SET EXERCISE:
Copy all the entries below exactly, but not the pictures.

Excerpts from a figure dataset
********************
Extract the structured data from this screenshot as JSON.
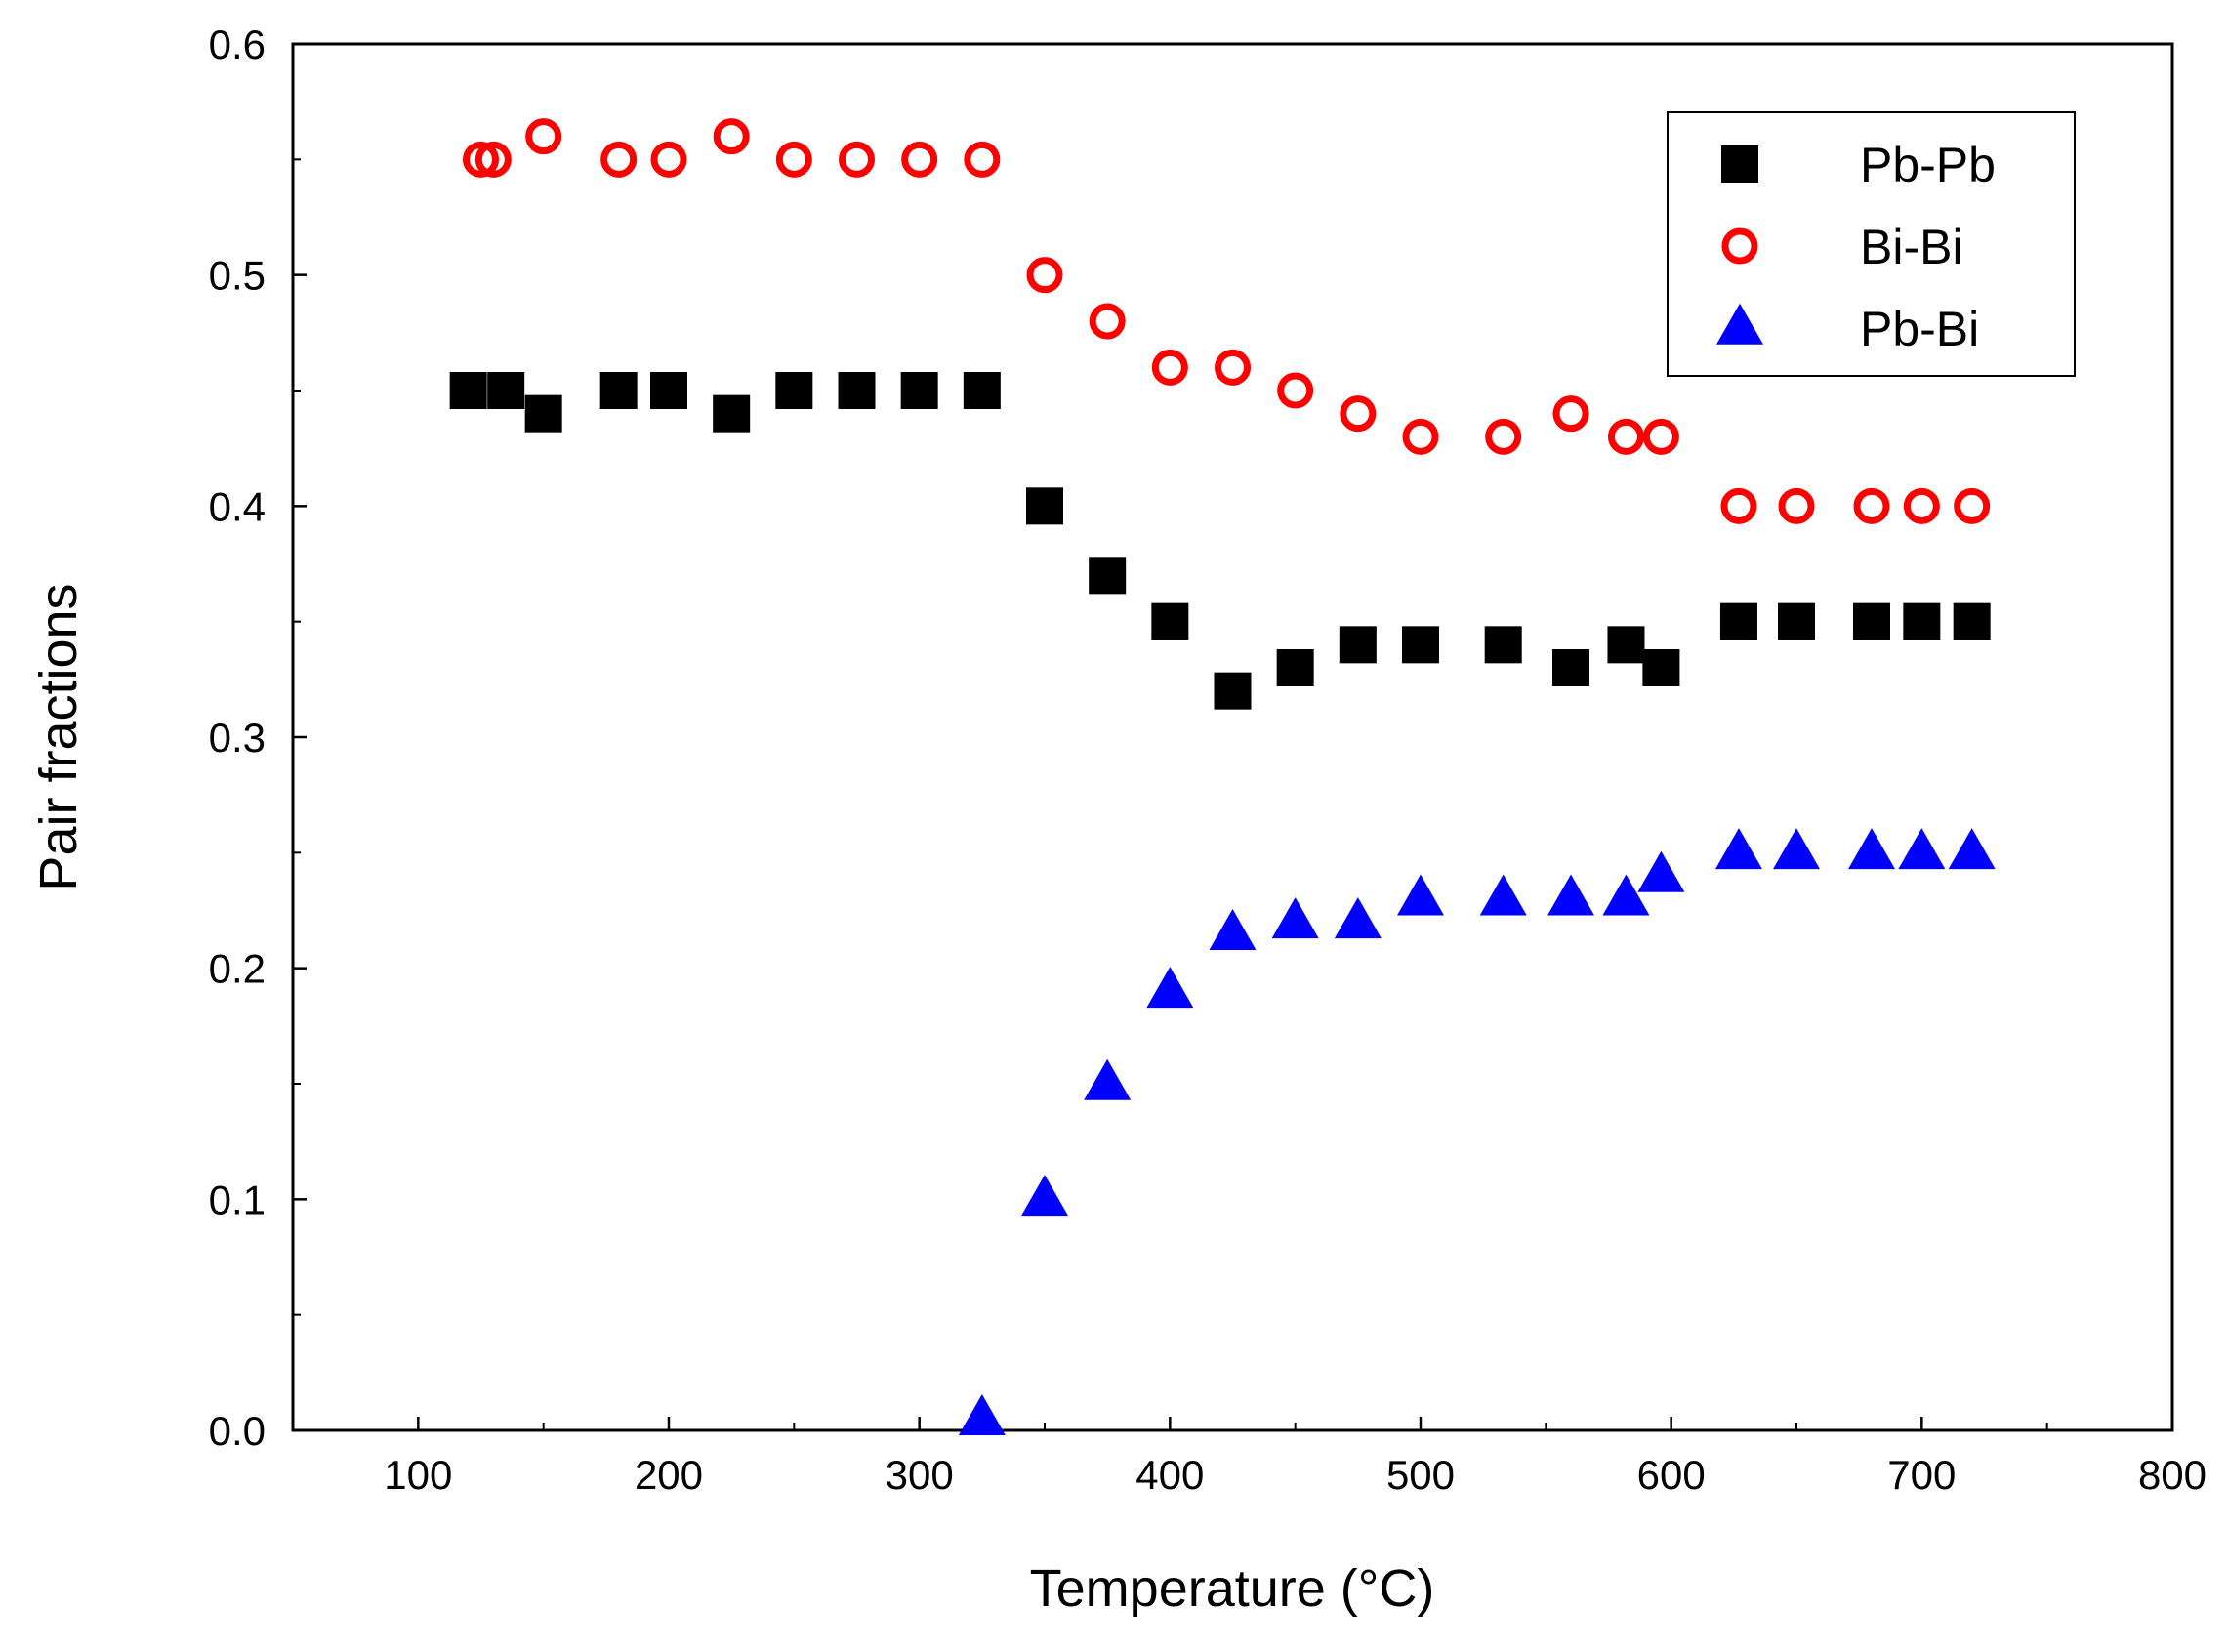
{
  "chart_data": {
    "type": "scatter",
    "title": "",
    "xlabel": "Temperature (°C)",
    "ylabel": "Pair fractions",
    "xlim": [
      50,
      800
    ],
    "ylim": [
      0,
      0.6
    ],
    "x_ticks": [
      "100",
      "200",
      "300",
      "400",
      "500",
      "600",
      "700",
      "800"
    ],
    "x_tick_values": [
      100,
      200,
      300,
      400,
      500,
      600,
      700,
      800
    ],
    "y_ticks": [
      "0.0",
      "0.1",
      "0.2",
      "0.3",
      "0.4",
      "0.5",
      "0.6"
    ],
    "y_tick_values": [
      0,
      0.1,
      0.2,
      0.3,
      0.4,
      0.5,
      0.6
    ],
    "grid": false,
    "legend_position": "top-right",
    "series": [
      {
        "name": "Pb-Pb",
        "marker": "square",
        "color": "#000000",
        "points": [
          [
            120,
            0.45
          ],
          [
            135,
            0.45
          ],
          [
            150,
            0.44
          ],
          [
            180,
            0.45
          ],
          [
            200,
            0.45
          ],
          [
            225,
            0.44
          ],
          [
            250,
            0.45
          ],
          [
            275,
            0.45
          ],
          [
            300,
            0.45
          ],
          [
            325,
            0.45
          ],
          [
            350,
            0.4
          ],
          [
            375,
            0.37
          ],
          [
            400,
            0.35
          ],
          [
            425,
            0.32
          ],
          [
            450,
            0.33
          ],
          [
            475,
            0.34
          ],
          [
            500,
            0.34
          ],
          [
            533,
            0.34
          ],
          [
            560,
            0.33
          ],
          [
            582,
            0.34
          ],
          [
            596,
            0.33
          ],
          [
            627,
            0.35
          ],
          [
            650,
            0.35
          ],
          [
            680,
            0.35
          ],
          [
            700,
            0.35
          ],
          [
            720,
            0.35
          ]
        ]
      },
      {
        "name": "Bi-Bi",
        "marker": "open-circle",
        "color": "#ff0000",
        "points": [
          [
            125,
            0.55
          ],
          [
            130,
            0.55
          ],
          [
            150,
            0.56
          ],
          [
            180,
            0.55
          ],
          [
            200,
            0.55
          ],
          [
            225,
            0.56
          ],
          [
            250,
            0.55
          ],
          [
            275,
            0.55
          ],
          [
            300,
            0.55
          ],
          [
            325,
            0.55
          ],
          [
            350,
            0.5
          ],
          [
            375,
            0.48
          ],
          [
            400,
            0.46
          ],
          [
            425,
            0.46
          ],
          [
            450,
            0.45
          ],
          [
            475,
            0.44
          ],
          [
            500,
            0.43
          ],
          [
            533,
            0.43
          ],
          [
            560,
            0.44
          ],
          [
            582,
            0.43
          ],
          [
            596,
            0.43
          ],
          [
            627,
            0.4
          ],
          [
            650,
            0.4
          ],
          [
            680,
            0.4
          ],
          [
            700,
            0.4
          ],
          [
            720,
            0.4
          ]
        ]
      },
      {
        "name": "Pb-Bi",
        "marker": "triangle",
        "color": "#0000ff",
        "points": [
          [
            325,
            0.005
          ],
          [
            350,
            0.1
          ],
          [
            375,
            0.15
          ],
          [
            400,
            0.19
          ],
          [
            425,
            0.215
          ],
          [
            450,
            0.22
          ],
          [
            475,
            0.22
          ],
          [
            500,
            0.23
          ],
          [
            533,
            0.23
          ],
          [
            560,
            0.23
          ],
          [
            582,
            0.23
          ],
          [
            596,
            0.24
          ],
          [
            627,
            0.25
          ],
          [
            650,
            0.25
          ],
          [
            680,
            0.25
          ],
          [
            700,
            0.25
          ],
          [
            720,
            0.25
          ]
        ]
      }
    ]
  }
}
********************
RESPONSE FOR THIS EXERCISE:
Extract the structured data from this screenshot as JSON.
{
  "chart_data": {
    "type": "scatter",
    "title": "",
    "xlabel": "Temperature (°C)",
    "ylabel": "Pair fractions",
    "xlim": [
      50,
      800
    ],
    "ylim": [
      0,
      0.6
    ],
    "x_ticks": [
      "100",
      "200",
      "300",
      "400",
      "500",
      "600",
      "700",
      "800"
    ],
    "x_tick_values": [
      100,
      200,
      300,
      400,
      500,
      600,
      700,
      800
    ],
    "y_ticks": [
      "0.0",
      "0.1",
      "0.2",
      "0.3",
      "0.4",
      "0.5",
      "0.6"
    ],
    "y_tick_values": [
      0,
      0.1,
      0.2,
      0.3,
      0.4,
      0.5,
      0.6
    ],
    "grid": false,
    "legend_position": "top-right",
    "series": [
      {
        "name": "Pb-Pb",
        "marker": "square",
        "color": "#000000",
        "points": [
          [
            120,
            0.45
          ],
          [
            135,
            0.45
          ],
          [
            150,
            0.44
          ],
          [
            180,
            0.45
          ],
          [
            200,
            0.45
          ],
          [
            225,
            0.44
          ],
          [
            250,
            0.45
          ],
          [
            275,
            0.45
          ],
          [
            300,
            0.45
          ],
          [
            325,
            0.45
          ],
          [
            350,
            0.4
          ],
          [
            375,
            0.37
          ],
          [
            400,
            0.35
          ],
          [
            425,
            0.32
          ],
          [
            450,
            0.33
          ],
          [
            475,
            0.34
          ],
          [
            500,
            0.34
          ],
          [
            533,
            0.34
          ],
          [
            560,
            0.33
          ],
          [
            582,
            0.34
          ],
          [
            596,
            0.33
          ],
          [
            627,
            0.35
          ],
          [
            650,
            0.35
          ],
          [
            680,
            0.35
          ],
          [
            700,
            0.35
          ],
          [
            720,
            0.35
          ]
        ]
      },
      {
        "name": "Bi-Bi",
        "marker": "open-circle",
        "color": "#ff0000",
        "points": [
          [
            125,
            0.55
          ],
          [
            130,
            0.55
          ],
          [
            150,
            0.56
          ],
          [
            180,
            0.55
          ],
          [
            200,
            0.55
          ],
          [
            225,
            0.56
          ],
          [
            250,
            0.55
          ],
          [
            275,
            0.55
          ],
          [
            300,
            0.55
          ],
          [
            325,
            0.55
          ],
          [
            350,
            0.5
          ],
          [
            375,
            0.48
          ],
          [
            400,
            0.46
          ],
          [
            425,
            0.46
          ],
          [
            450,
            0.45
          ],
          [
            475,
            0.44
          ],
          [
            500,
            0.43
          ],
          [
            533,
            0.43
          ],
          [
            560,
            0.44
          ],
          [
            582,
            0.43
          ],
          [
            596,
            0.43
          ],
          [
            627,
            0.4
          ],
          [
            650,
            0.4
          ],
          [
            680,
            0.4
          ],
          [
            700,
            0.4
          ],
          [
            720,
            0.4
          ]
        ]
      },
      {
        "name": "Pb-Bi",
        "marker": "triangle",
        "color": "#0000ff",
        "points": [
          [
            325,
            0.005
          ],
          [
            350,
            0.1
          ],
          [
            375,
            0.15
          ],
          [
            400,
            0.19
          ],
          [
            425,
            0.215
          ],
          [
            450,
            0.22
          ],
          [
            475,
            0.22
          ],
          [
            500,
            0.23
          ],
          [
            533,
            0.23
          ],
          [
            560,
            0.23
          ],
          [
            582,
            0.23
          ],
          [
            596,
            0.24
          ],
          [
            627,
            0.25
          ],
          [
            650,
            0.25
          ],
          [
            680,
            0.25
          ],
          [
            700,
            0.25
          ],
          [
            720,
            0.25
          ]
        ]
      }
    ]
  }
}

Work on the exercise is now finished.